*** INPUT
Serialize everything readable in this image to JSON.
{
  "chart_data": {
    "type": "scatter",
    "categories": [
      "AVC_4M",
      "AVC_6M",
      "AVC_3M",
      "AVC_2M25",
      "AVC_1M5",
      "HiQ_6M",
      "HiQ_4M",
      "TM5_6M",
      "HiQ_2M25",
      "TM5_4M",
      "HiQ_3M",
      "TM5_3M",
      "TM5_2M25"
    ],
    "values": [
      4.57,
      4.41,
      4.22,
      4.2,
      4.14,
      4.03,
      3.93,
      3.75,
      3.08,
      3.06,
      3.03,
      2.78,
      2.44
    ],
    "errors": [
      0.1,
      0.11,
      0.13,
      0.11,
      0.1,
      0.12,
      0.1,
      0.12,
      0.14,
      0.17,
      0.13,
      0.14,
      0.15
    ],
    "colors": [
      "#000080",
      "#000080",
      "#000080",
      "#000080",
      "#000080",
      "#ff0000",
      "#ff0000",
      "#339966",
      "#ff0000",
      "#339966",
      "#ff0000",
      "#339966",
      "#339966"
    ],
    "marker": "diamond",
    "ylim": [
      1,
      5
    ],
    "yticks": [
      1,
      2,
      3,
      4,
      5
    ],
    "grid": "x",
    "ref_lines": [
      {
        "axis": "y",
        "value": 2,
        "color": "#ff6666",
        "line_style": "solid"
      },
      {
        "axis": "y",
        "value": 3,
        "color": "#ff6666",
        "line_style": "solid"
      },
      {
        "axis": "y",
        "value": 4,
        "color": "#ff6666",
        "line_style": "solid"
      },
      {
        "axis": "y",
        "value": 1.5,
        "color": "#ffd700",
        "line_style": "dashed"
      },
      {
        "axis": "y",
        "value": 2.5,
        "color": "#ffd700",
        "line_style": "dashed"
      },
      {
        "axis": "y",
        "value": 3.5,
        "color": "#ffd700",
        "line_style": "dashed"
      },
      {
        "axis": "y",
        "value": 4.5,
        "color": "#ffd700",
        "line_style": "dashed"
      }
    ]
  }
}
******
# TASK TO CARRY OUT
Extract the entries above verbatim.

# RIGHT ANSWER
Serialize everything readable in this image to JSON.
{
  "chart_data": {
    "type": "scatter",
    "categories": [
      "AVC_4M",
      "AVC_6M",
      "AVC_3M",
      "AVC_2M25",
      "AVC_1M5",
      "HiQ_6M",
      "HiQ_4M",
      "TM5_6M",
      "HiQ_2M25",
      "TM5_4M",
      "HiQ_3M",
      "TM5_3M",
      "TM5_2M25"
    ],
    "values": [
      4.57,
      4.41,
      4.22,
      4.2,
      4.14,
      4.03,
      3.93,
      3.75,
      3.08,
      3.06,
      3.03,
      2.78,
      2.44
    ],
    "errors": [
      0.1,
      0.11,
      0.13,
      0.11,
      0.1,
      0.12,
      0.1,
      0.12,
      0.14,
      0.17,
      0.13,
      0.14,
      0.15
    ],
    "colors": [
      "#000080",
      "#000080",
      "#000080",
      "#000080",
      "#000080",
      "#ff0000",
      "#ff0000",
      "#339966",
      "#ff0000",
      "#339966",
      "#ff0000",
      "#339966",
      "#339966"
    ],
    "marker": "diamond",
    "ylim": [
      1,
      5
    ],
    "yticks": [
      1,
      2,
      3,
      4,
      5
    ],
    "grid": "x",
    "ref_lines": [
      {
        "axis": "y",
        "value": 2,
        "color": "#ff6666",
        "line_style": "solid"
      },
      {
        "axis": "y",
        "value": 3,
        "color": "#ff6666",
        "line_style": "solid"
      },
      {
        "axis": "y",
        "value": 4,
        "color": "#ff6666",
        "line_style": "solid"
      },
      {
        "axis": "y",
        "value": 1.5,
        "color": "#ffd700",
        "line_style": "dashed"
      },
      {
        "axis": "y",
        "value": 2.5,
        "color": "#ffd700",
        "line_style": "dashed"
      },
      {
        "axis": "y",
        "value": 3.5,
        "color": "#ffd700",
        "line_style": "dashed"
      },
      {
        "axis": "y",
        "value": 4.5,
        "color": "#ffd700",
        "line_style": "dashed"
      }
    ]
  }
}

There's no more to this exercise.